[Start of Source data]

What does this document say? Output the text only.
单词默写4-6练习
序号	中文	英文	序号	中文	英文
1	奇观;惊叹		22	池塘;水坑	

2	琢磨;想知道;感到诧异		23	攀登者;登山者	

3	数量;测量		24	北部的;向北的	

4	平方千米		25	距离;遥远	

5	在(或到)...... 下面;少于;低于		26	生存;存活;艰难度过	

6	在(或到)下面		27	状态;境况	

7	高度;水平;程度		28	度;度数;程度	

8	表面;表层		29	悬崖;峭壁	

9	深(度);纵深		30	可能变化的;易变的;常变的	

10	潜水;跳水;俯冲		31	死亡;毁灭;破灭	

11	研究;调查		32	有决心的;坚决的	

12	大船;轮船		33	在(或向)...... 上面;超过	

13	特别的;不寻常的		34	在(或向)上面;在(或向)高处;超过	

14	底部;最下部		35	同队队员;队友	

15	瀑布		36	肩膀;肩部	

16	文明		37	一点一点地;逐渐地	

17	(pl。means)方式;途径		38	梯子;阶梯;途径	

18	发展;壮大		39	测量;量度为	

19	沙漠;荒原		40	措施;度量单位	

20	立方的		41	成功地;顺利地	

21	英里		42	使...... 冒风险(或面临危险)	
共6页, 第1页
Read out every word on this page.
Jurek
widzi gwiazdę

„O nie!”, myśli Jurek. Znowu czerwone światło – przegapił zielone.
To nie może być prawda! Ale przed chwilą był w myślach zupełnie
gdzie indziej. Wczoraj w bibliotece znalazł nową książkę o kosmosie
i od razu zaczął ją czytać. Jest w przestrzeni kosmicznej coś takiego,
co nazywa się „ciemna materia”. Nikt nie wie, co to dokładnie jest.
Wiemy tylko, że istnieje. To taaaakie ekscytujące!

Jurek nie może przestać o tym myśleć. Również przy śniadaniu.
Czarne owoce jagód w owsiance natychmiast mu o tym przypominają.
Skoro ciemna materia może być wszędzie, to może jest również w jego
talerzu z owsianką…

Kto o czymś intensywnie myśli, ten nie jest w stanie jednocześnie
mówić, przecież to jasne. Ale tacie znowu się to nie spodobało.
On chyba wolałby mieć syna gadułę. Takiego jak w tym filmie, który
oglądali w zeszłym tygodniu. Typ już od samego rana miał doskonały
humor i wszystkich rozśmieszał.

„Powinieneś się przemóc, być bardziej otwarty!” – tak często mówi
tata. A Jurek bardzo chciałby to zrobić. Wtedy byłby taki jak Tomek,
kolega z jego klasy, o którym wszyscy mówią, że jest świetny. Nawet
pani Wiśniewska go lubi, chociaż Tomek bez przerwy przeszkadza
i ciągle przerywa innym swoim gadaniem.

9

[End of Source data]

Set problem
Transcribe the whole listing with nothing added or left out.

Answer to this task
What does this document say? Output the text only.
单词默写4-6练习
序号	中文	英文	序号	中文	英文
1	奇观;惊叹		22	池塘;水坑	

2	琢磨;想知道;感到诧异		23	攀登者;登山者	

3	数量;测量		24	北部的;向北的	

4	平方千米		25	距离;遥远	

5	在(或到)...... 下面;少于;低于		26	生存;存活;艰难度过	

6	在(或到)下面		27	状态;境况	

7	高度;水平;程度		28	度;度数;程度	

8	表面;表层		29	悬崖;峭壁	

9	深(度);纵深		30	可能变化的;易变的;常变的	

10	潜水;跳水;俯冲		31	死亡;毁灭;破灭	

11	研究;调查		32	有决心的;坚决的	

12	大船;轮船		33	在(或向)...... 上面;超过	

13	特别的;不寻常的		34	在(或向)上面;在(或向)高处;超过	

14	底部;最下部		35	同队队员;队友	

15	瀑布		36	肩膀;肩部	

16	文明		37	一点一点地;逐渐地	

17	(pl。means)方式;途径		38	梯子;阶梯;途径	

18	发展;壮大		39	测量;量度为	

19	沙漠;荒原		40	措施;度量单位	

20	立方的		41	成功地;顺利地	

21	英里		42	使...... 冒风险(或面临危险)	
共6页, 第1页
Read out every word on this page.
Jurek
widzi gwiazdę

„O nie!”, myśli Jurek. Znowu czerwone światło – przegapił zielone.
To nie może być prawda! Ale przed chwilą był w myślach zupełnie
gdzie indziej. Wczoraj w bibliotece znalazł nową książkę o kosmosie
i od razu zaczął ją czytać. Jest w przestrzeni kosmicznej coś takiego,
co nazywa się „ciemna materia”. Nikt nie wie, co to dokładnie jest.
Wiemy tylko, że istnieje. To taaaakie ekscytujące!

Jurek nie może przestać o tym myśleć. Również przy śniadaniu.
Czarne owoce jagód w owsiance natychmiast mu o tym przypominają.
Skoro ciemna materia może być wszędzie, to może jest również w jego
talerzu z owsianką…

Kto o czymś intensywnie myśli, ten nie jest w stanie jednocześnie
mówić, przecież to jasne. Ale tacie znowu się to nie spodobało.
On chyba wolałby mieć syna gadułę. Takiego jak w tym filmie, który
oglądali w zeszłym tygodniu. Typ już od samego rana miał doskonały
humor i wszystkich rozśmieszał.

„Powinieneś się przemóc, być bardziej otwarty!” – tak często mówi
tata. A Jurek bardzo chciałby to zrobić. Wtedy byłby taki jak Tomek,
kolega z jego klasy, o którym wszyscy mówią, że jest świetny. Nawet
pani Wiśniewska go lubi, chociaż Tomek bez przerwy przeszkadza
i ciągle przerywa innym swoim gadaniem.

9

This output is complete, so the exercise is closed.